# Stated exercise:
Return all lines where the word "name" can be found.

(Excerpt from a dataset)
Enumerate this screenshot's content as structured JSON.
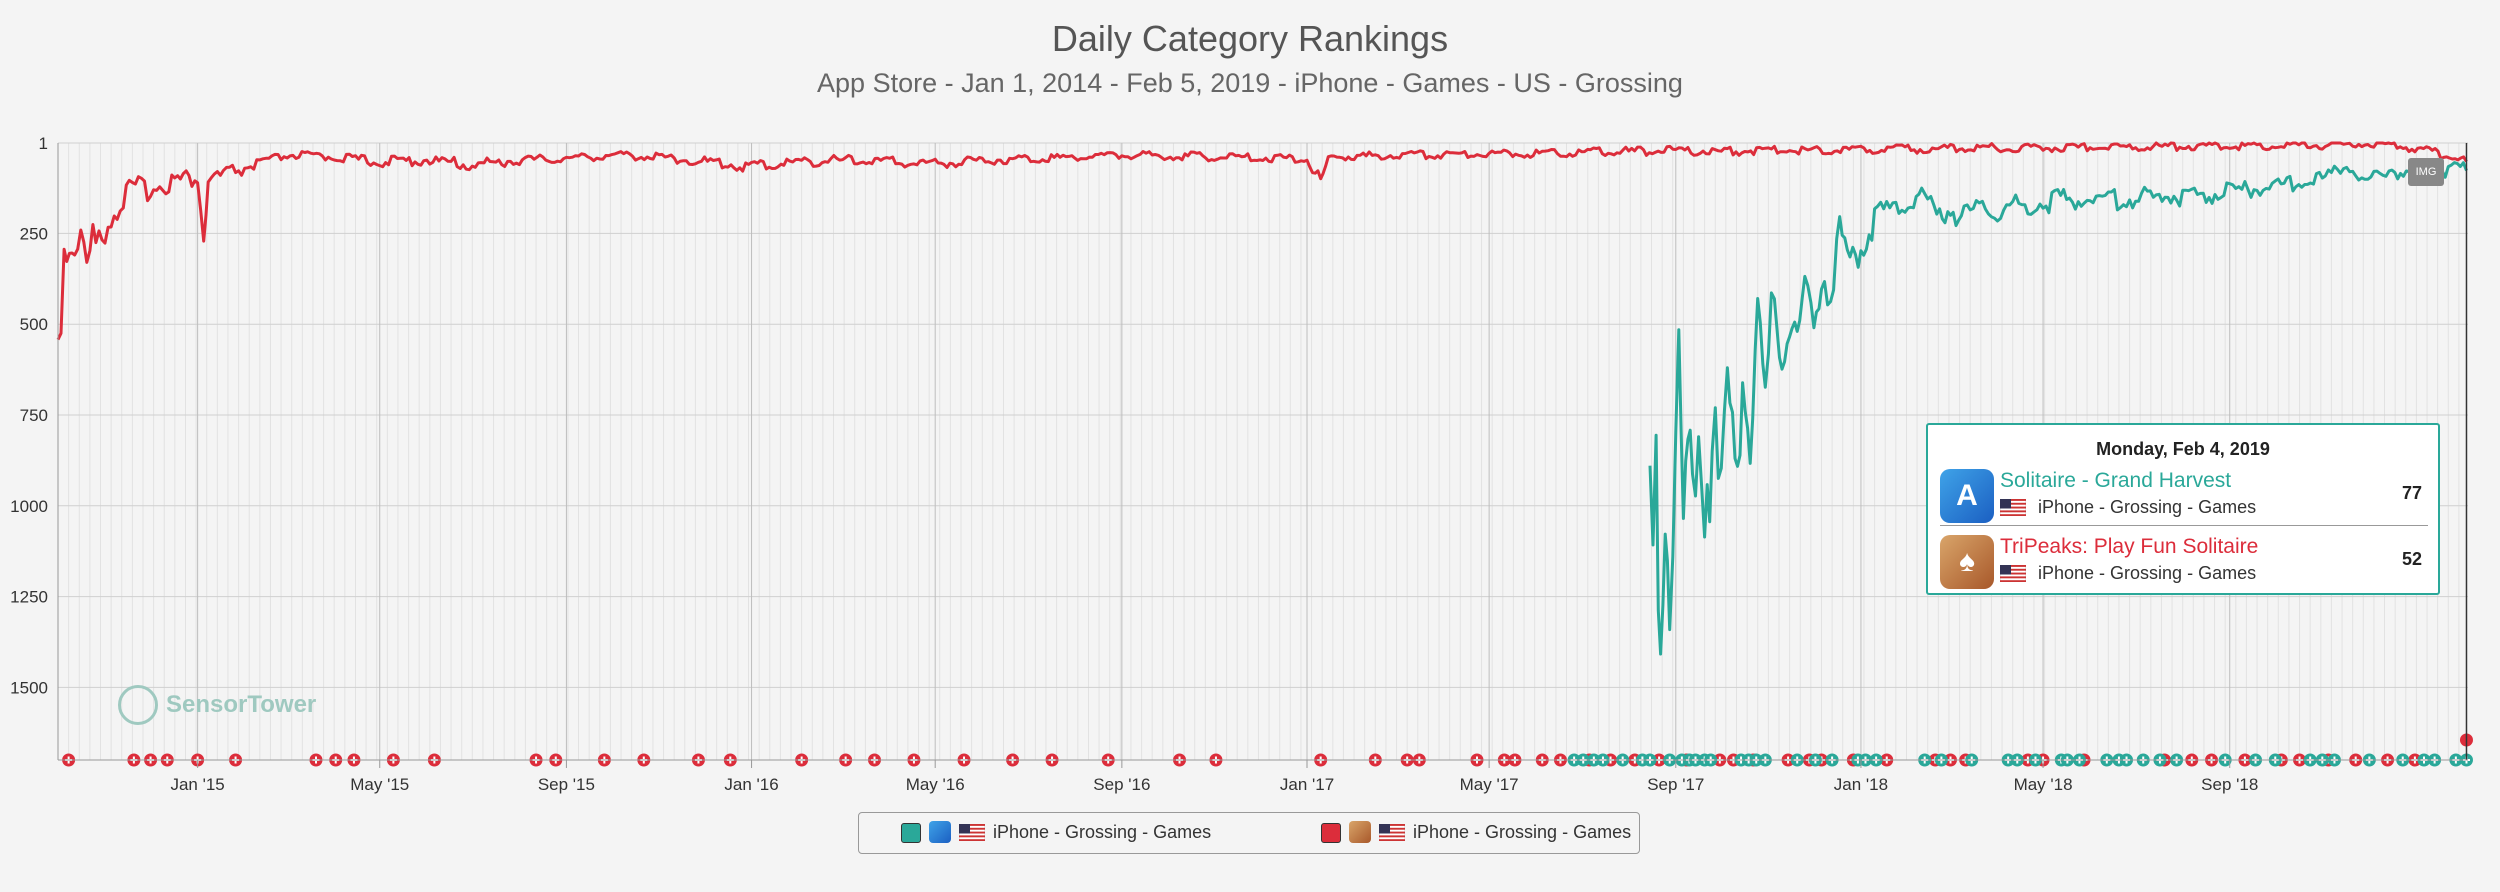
{
  "chart_data": {
    "type": "line",
    "title": "Daily Category Rankings",
    "subtitle": "App Store - Jan 1, 2014 - Feb 5, 2019 - iPhone - Games - US - Grossing",
    "y_reversed": true,
    "ylim": [
      1,
      1700
    ],
    "yticks": [
      "1",
      "250",
      "500",
      "750",
      "1000",
      "1250",
      "1500"
    ],
    "ytick_values": [
      1,
      250,
      500,
      750,
      1000,
      1250,
      1500
    ],
    "xlim": [
      "2014-10-01",
      "2019-02-05"
    ],
    "xticks": [
      {
        "label": "Jan '15",
        "date": "2015-01-01"
      },
      {
        "label": "May '15",
        "date": "2015-05-01"
      },
      {
        "label": "Sep '15",
        "date": "2015-09-01"
      },
      {
        "label": "Jan '16",
        "date": "2016-01-01"
      },
      {
        "label": "May '16",
        "date": "2016-05-01"
      },
      {
        "label": "Sep '16",
        "date": "2016-09-01"
      },
      {
        "label": "Jan '17",
        "date": "2017-01-01"
      },
      {
        "label": "May '17",
        "date": "2017-05-01"
      },
      {
        "label": "Sep '17",
        "date": "2017-09-01"
      },
      {
        "label": "Jan '18",
        "date": "2018-01-01"
      },
      {
        "label": "May '18",
        "date": "2018-05-01"
      },
      {
        "label": "Sep '18",
        "date": "2018-09-01"
      }
    ],
    "grid": true,
    "legend_position": "bottom-center",
    "series": [
      {
        "name": "TriPeaks: Play Fun Solitaire",
        "color": "#dc2d3b",
        "points": [
          [
            "2014-10-01",
            620
          ],
          [
            "2014-10-05",
            330
          ],
          [
            "2014-10-12",
            300
          ],
          [
            "2014-10-20",
            380
          ],
          [
            "2014-11-01",
            250
          ],
          [
            "2014-11-15",
            160
          ],
          [
            "2014-12-01",
            140
          ],
          [
            "2014-12-15",
            120
          ],
          [
            "2015-01-01",
            110
          ],
          [
            "2015-01-05",
            300
          ],
          [
            "2015-01-08",
            120
          ],
          [
            "2015-02-01",
            80
          ],
          [
            "2015-03-01",
            40
          ],
          [
            "2015-04-01",
            45
          ],
          [
            "2015-05-01",
            60
          ],
          [
            "2015-06-01",
            55
          ],
          [
            "2015-07-01",
            70
          ],
          [
            "2015-08-01",
            55
          ],
          [
            "2015-09-01",
            50
          ],
          [
            "2015-10-01",
            40
          ],
          [
            "2015-11-01",
            45
          ],
          [
            "2015-12-01",
            60
          ],
          [
            "2016-01-01",
            75
          ],
          [
            "2016-02-01",
            60
          ],
          [
            "2016-03-01",
            55
          ],
          [
            "2016-04-01",
            60
          ],
          [
            "2016-05-01",
            65
          ],
          [
            "2016-06-01",
            55
          ],
          [
            "2016-07-01",
            50
          ],
          [
            "2016-08-01",
            45
          ],
          [
            "2016-09-01",
            40
          ],
          [
            "2016-10-01",
            42
          ],
          [
            "2016-11-01",
            45
          ],
          [
            "2016-12-01",
            48
          ],
          [
            "2017-01-01",
            50
          ],
          [
            "2017-01-10",
            140
          ],
          [
            "2017-01-15",
            45
          ],
          [
            "2017-02-01",
            45
          ],
          [
            "2017-03-01",
            40
          ],
          [
            "2017-04-01",
            38
          ],
          [
            "2017-05-01",
            35
          ],
          [
            "2017-06-01",
            35
          ],
          [
            "2017-07-01",
            32
          ],
          [
            "2017-08-01",
            30
          ],
          [
            "2017-09-01",
            28
          ],
          [
            "2017-10-01",
            30
          ],
          [
            "2017-11-01",
            27
          ],
          [
            "2017-12-01",
            26
          ],
          [
            "2018-01-01",
            25
          ],
          [
            "2018-02-01",
            24
          ],
          [
            "2018-03-01",
            22
          ],
          [
            "2018-04-01",
            20
          ],
          [
            "2018-05-01",
            20
          ],
          [
            "2018-06-01",
            18
          ],
          [
            "2018-07-01",
            17
          ],
          [
            "2018-08-01",
            16
          ],
          [
            "2018-09-01",
            15
          ],
          [
            "2018-10-01",
            14
          ],
          [
            "2018-11-01",
            12
          ],
          [
            "2018-12-01",
            10
          ],
          [
            "2019-01-01",
            20
          ],
          [
            "2019-01-20",
            40
          ],
          [
            "2019-02-04",
            52
          ]
        ]
      },
      {
        "name": "Solitaire - Grand Harvest",
        "color": "#2aa899",
        "points": [
          [
            "2017-08-15",
            1200
          ],
          [
            "2017-08-17",
            1450
          ],
          [
            "2017-08-19",
            1100
          ],
          [
            "2017-08-22",
            1380
          ],
          [
            "2017-08-25",
            1000
          ],
          [
            "2017-08-28",
            1350
          ],
          [
            "2017-09-01",
            1050
          ],
          [
            "2017-09-03",
            600
          ],
          [
            "2017-09-06",
            1300
          ],
          [
            "2017-09-09",
            900
          ],
          [
            "2017-09-12",
            1200
          ],
          [
            "2017-09-16",
            800
          ],
          [
            "2017-09-20",
            1100
          ],
          [
            "2017-09-25",
            900
          ],
          [
            "2017-10-01",
            1150
          ],
          [
            "2017-10-05",
            800
          ],
          [
            "2017-10-10",
            1050
          ],
          [
            "2017-10-15",
            700
          ],
          [
            "2017-10-20",
            900
          ],
          [
            "2017-10-25",
            550
          ],
          [
            "2017-10-30",
            780
          ],
          [
            "2017-11-05",
            450
          ],
          [
            "2017-11-10",
            650
          ],
          [
            "2017-11-15",
            500
          ],
          [
            "2017-11-20",
            620
          ],
          [
            "2017-11-25",
            450
          ],
          [
            "2017-12-01",
            520
          ],
          [
            "2017-12-06",
            380
          ],
          [
            "2017-12-12",
            480
          ],
          [
            "2017-12-18",
            250
          ],
          [
            "2017-12-23",
            380
          ],
          [
            "2018-01-01",
            300
          ],
          [
            "2018-01-10",
            240
          ],
          [
            "2018-01-20",
            200
          ],
          [
            "2018-02-01",
            180
          ],
          [
            "2018-02-10",
            150
          ],
          [
            "2018-02-20",
            220
          ],
          [
            "2018-03-01",
            200
          ],
          [
            "2018-03-10",
            230
          ],
          [
            "2018-03-20",
            190
          ],
          [
            "2018-04-01",
            200
          ],
          [
            "2018-05-01",
            180
          ],
          [
            "2018-06-01",
            170
          ],
          [
            "2018-07-01",
            170
          ],
          [
            "2018-08-01",
            160
          ],
          [
            "2018-09-01",
            150
          ],
          [
            "2018-10-01",
            130
          ],
          [
            "2018-11-01",
            110
          ],
          [
            "2018-11-15",
            70
          ],
          [
            "2018-12-01",
            120
          ],
          [
            "2018-12-15",
            80
          ],
          [
            "2019-01-01",
            110
          ],
          [
            "2019-01-15",
            90
          ],
          [
            "2019-02-04",
            77
          ]
        ]
      }
    ],
    "events": {
      "red_dates": [
        "2014-10-08",
        "2014-11-20",
        "2014-12-01",
        "2014-12-12",
        "2015-01-01",
        "2015-01-26",
        "2015-03-20",
        "2015-04-02",
        "2015-04-14",
        "2015-05-10",
        "2015-06-06",
        "2015-08-12",
        "2015-08-25",
        "2015-09-26",
        "2015-10-22",
        "2015-11-27",
        "2015-12-18",
        "2016-02-03",
        "2016-03-03",
        "2016-03-22",
        "2016-04-17",
        "2016-05-20",
        "2016-06-21",
        "2016-07-17",
        "2016-08-23",
        "2016-10-09",
        "2016-11-02",
        "2017-01-10",
        "2017-02-15",
        "2017-03-08",
        "2017-03-16",
        "2017-04-23",
        "2017-05-11",
        "2017-05-18",
        "2017-06-05",
        "2017-06-17",
        "2017-07-06",
        "2017-07-20",
        "2017-08-05",
        "2017-08-21",
        "2017-09-08",
        "2017-09-30",
        "2017-10-09",
        "2017-10-22",
        "2017-11-14",
        "2017-11-28",
        "2017-12-06",
        "2017-12-27",
        "2018-01-18",
        "2018-02-19",
        "2018-03-01",
        "2018-03-11",
        "2018-04-21",
        "2018-05-01",
        "2018-05-28",
        "2018-07-20",
        "2018-08-07",
        "2018-08-20",
        "2018-09-11",
        "2018-10-05",
        "2018-10-17",
        "2018-11-05",
        "2018-11-23",
        "2018-12-14",
        "2019-01-01"
      ],
      "teal_dates": [
        "2017-06-26",
        "2017-07-02",
        "2017-07-09",
        "2017-07-15",
        "2017-07-28",
        "2017-08-10",
        "2017-08-15",
        "2017-08-28",
        "2017-09-05",
        "2017-09-10",
        "2017-09-14",
        "2017-09-20",
        "2017-09-24",
        "2017-10-14",
        "2017-10-19",
        "2017-10-24",
        "2017-10-30",
        "2017-11-20",
        "2017-12-02",
        "2017-12-13",
        "2017-12-30",
        "2018-01-04",
        "2018-01-11",
        "2018-02-12",
        "2018-02-23",
        "2018-03-15",
        "2018-04-08",
        "2018-04-14",
        "2018-04-26",
        "2018-05-13",
        "2018-05-17",
        "2018-05-25",
        "2018-06-12",
        "2018-06-20",
        "2018-06-25",
        "2018-07-06",
        "2018-07-17",
        "2018-07-28",
        "2018-08-29",
        "2018-09-18",
        "2018-10-01",
        "2018-10-24",
        "2018-11-01",
        "2018-11-09",
        "2018-12-02",
        "2018-12-24",
        "2019-01-07",
        "2019-01-14",
        "2019-01-28",
        "2019-02-04"
      ]
    },
    "hover_date": "2019-02-04"
  },
  "tooltip": {
    "date": "Monday, Feb 4, 2019",
    "rows": [
      {
        "app": "Solitaire - Grand Harvest",
        "meta": "iPhone - Grossing - Games",
        "rank": "77",
        "icon": "solitaire-icon"
      },
      {
        "app": "TriPeaks: Play Fun Solitaire",
        "meta": "iPhone - Grossing - Games",
        "rank": "52",
        "icon": "tripeaks-icon"
      }
    ]
  },
  "legend": {
    "items": [
      {
        "label": "iPhone - Grossing - Games",
        "color": "#2aa899"
      },
      {
        "label": "iPhone - Grossing - Games",
        "color": "#dc2d3b"
      }
    ]
  },
  "watermark": {
    "text": "SensorTower"
  },
  "img_badge": "IMG",
  "colors": {
    "teal": "#2aa899",
    "red": "#dc2d3b",
    "grid": "#cfcfcf",
    "background": "#f4f4f4"
  }
}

# Answer in full:
        "name": "TriPeaks: Play Fun Solitaire",
        "name": "Solitaire - Grand Harvest",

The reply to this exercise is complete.